◆ SET EXERCISE ◆
Each record is to be printed again precisely as it reads.

===== DATA LISTING =====

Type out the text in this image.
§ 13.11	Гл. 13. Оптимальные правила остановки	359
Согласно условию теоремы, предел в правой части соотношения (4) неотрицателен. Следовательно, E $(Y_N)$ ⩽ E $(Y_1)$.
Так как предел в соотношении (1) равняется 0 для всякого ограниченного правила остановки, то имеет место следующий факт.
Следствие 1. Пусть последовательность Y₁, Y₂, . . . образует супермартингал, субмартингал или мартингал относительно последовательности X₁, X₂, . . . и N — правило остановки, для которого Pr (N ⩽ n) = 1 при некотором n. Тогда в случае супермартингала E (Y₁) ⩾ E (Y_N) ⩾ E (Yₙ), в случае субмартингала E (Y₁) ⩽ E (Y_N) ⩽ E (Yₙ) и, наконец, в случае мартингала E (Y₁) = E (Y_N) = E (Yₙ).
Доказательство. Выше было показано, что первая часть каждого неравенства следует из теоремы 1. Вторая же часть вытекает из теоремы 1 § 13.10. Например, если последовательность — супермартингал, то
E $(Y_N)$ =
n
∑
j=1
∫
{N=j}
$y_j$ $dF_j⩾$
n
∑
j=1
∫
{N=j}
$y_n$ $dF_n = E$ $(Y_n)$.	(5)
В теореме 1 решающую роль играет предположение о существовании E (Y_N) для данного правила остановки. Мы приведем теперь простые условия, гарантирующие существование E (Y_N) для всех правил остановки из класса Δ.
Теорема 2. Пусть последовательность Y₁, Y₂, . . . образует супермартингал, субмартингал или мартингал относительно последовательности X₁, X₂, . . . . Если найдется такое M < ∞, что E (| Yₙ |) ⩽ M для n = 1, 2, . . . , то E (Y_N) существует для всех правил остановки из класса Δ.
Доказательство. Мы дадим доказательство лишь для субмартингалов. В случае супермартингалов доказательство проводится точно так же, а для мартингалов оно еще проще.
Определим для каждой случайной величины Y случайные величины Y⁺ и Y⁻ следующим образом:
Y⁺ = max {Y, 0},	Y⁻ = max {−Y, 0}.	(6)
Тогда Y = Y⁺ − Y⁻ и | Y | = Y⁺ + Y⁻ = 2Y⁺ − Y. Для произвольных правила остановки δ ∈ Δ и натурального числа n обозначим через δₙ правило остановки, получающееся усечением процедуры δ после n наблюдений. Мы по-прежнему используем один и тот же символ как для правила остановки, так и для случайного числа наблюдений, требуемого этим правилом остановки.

=====

◆ REPLY TO THE EXERCISE ◆
Type out the text in this image.
§ 13.11	Гл. 13. Оптимальные правила остановки	359
Согласно условию теоремы, предел в правой части соотношения (4) неотрицателен. Следовательно, E $(Y_N)$ ⩽ E $(Y_1)$.
Так как предел в соотношении (1) равняется 0 для всякого ограниченного правила остановки, то имеет место следующий факт.
Следствие 1. Пусть последовательность Y₁, Y₂, . . . образует супермартингал, субмартингал или мартингал относительно последовательности X₁, X₂, . . . и N — правило остановки, для которого Pr (N ⩽ n) = 1 при некотором n. Тогда в случае супермартингала E (Y₁) ⩾ E (Y_N) ⩾ E (Yₙ), в случае субмартингала E (Y₁) ⩽ E (Y_N) ⩽ E (Yₙ) и, наконец, в случае мартингала E (Y₁) = E (Y_N) = E (Yₙ).
Доказательство. Выше было показано, что первая часть каждого неравенства следует из теоремы 1. Вторая же часть вытекает из теоремы 1 § 13.10. Например, если последовательность — супермартингал, то
E $(Y_N)$ =
n
∑
j=1
∫
{N=j}
$y_j$ $dF_j⩾$
n
∑
j=1
∫
{N=j}
$y_n$ $dF_n = E$ $(Y_n)$.	(5)
В теореме 1 решающую роль играет предположение о существовании E (Y_N) для данного правила остановки. Мы приведем теперь простые условия, гарантирующие существование E (Y_N) для всех правил остановки из класса Δ.
Теорема 2. Пусть последовательность Y₁, Y₂, . . . образует супермартингал, субмартингал или мартингал относительно последовательности X₁, X₂, . . . . Если найдется такое M < ∞, что E (| Yₙ |) ⩽ M для n = 1, 2, . . . , то E (Y_N) существует для всех правил остановки из класса Δ.
Доказательство. Мы дадим доказательство лишь для субмартингалов. В случае супермартингалов доказательство проводится точно так же, а для мартингалов оно еще проще.
Определим для каждой случайной величины Y случайные величины Y⁺ и Y⁻ следующим образом:
Y⁺ = max {Y, 0},	Y⁻ = max {−Y, 0}.	(6)
Тогда Y = Y⁺ − Y⁻ и | Y | = Y⁺ + Y⁻ = 2Y⁺ − Y. Для произвольных правила остановки δ ∈ Δ и натурального числа n обозначим через δₙ правило остановки, получающееся усечением процедуры δ после n наблюдений. Мы по-прежнему используем один и тот же символ как для правила остановки, так и для случайного числа наблюдений, требуемого этим правилом остановки.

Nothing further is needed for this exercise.